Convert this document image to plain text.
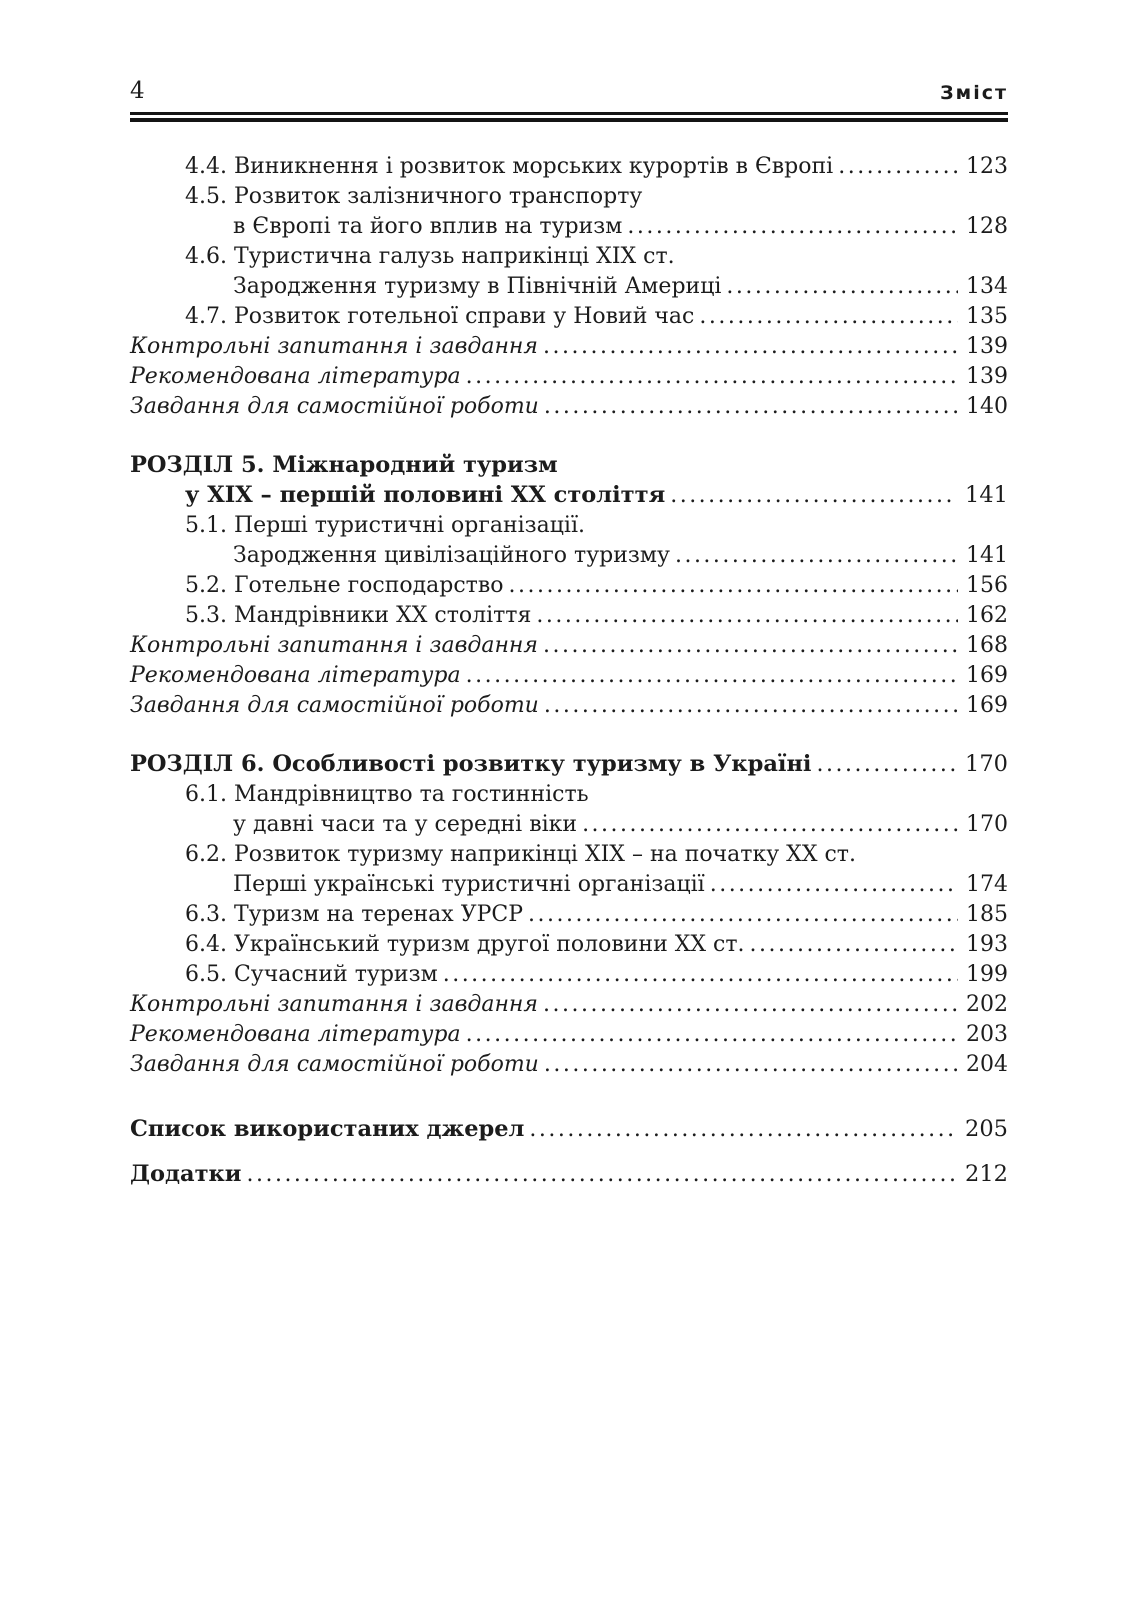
4	Зміст
4.4. Виникнення і розвиток морських курортів в Європі .....	123
4.5. Розвиток залізничного транспорту
в Європі та його вплив на туризм .....	128
4.6. Туристична галузь наприкінці XIX ст.
Зародження туризму в Північній Америці .....	134
4.7. Розвиток готельної справи у Новий час .....	135
Контрольні запитання і завдання .....	139
Рекомендована література .....	139
Завдання для самостійної роботи .....	140
РОЗДІЛ 5. Міжнародний туризм
у XIX – першій половині XX століття .....	141
5.1. Перші туристичні організації.
Зародження цивілізаційного туризму .....	141
5.2. Готельне господарство .....	156
5.3. Мандрівники XX століття .....	162
Контрольні запитання і завдання .....	168
Рекомендована література .....	169
Завдання для самостійної роботи .....	169
РОЗДІЛ 6. Особливості розвитку туризму в Україні .....	170
6.1. Мандрівництво та гостинність
у давні часи та у середні віки .....	170
6.2. Розвиток туризму наприкінці XIX – на початку XX ст.
Перші українські туристичні організації .....	174
6.3. Туризм на теренах УРСР .....	185
6.4. Український туризм другої половини XX ст. .....	193
6.5. Сучасний туризм .....	199
Контрольні запитання і завдання .....	202
Рекомендована література .....	203
Завдання для самостійної роботи .....	204
Список використаних джерел .....	205
Додатки .....	212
.....
* Short exercise:
Copy out each line in the preceding records that contains "запитання".

* Output for this task:
Контрольні запитання і завдання .....	139
Контрольні запитання і завдання .....	168
Контрольні запитання і завдання .....	202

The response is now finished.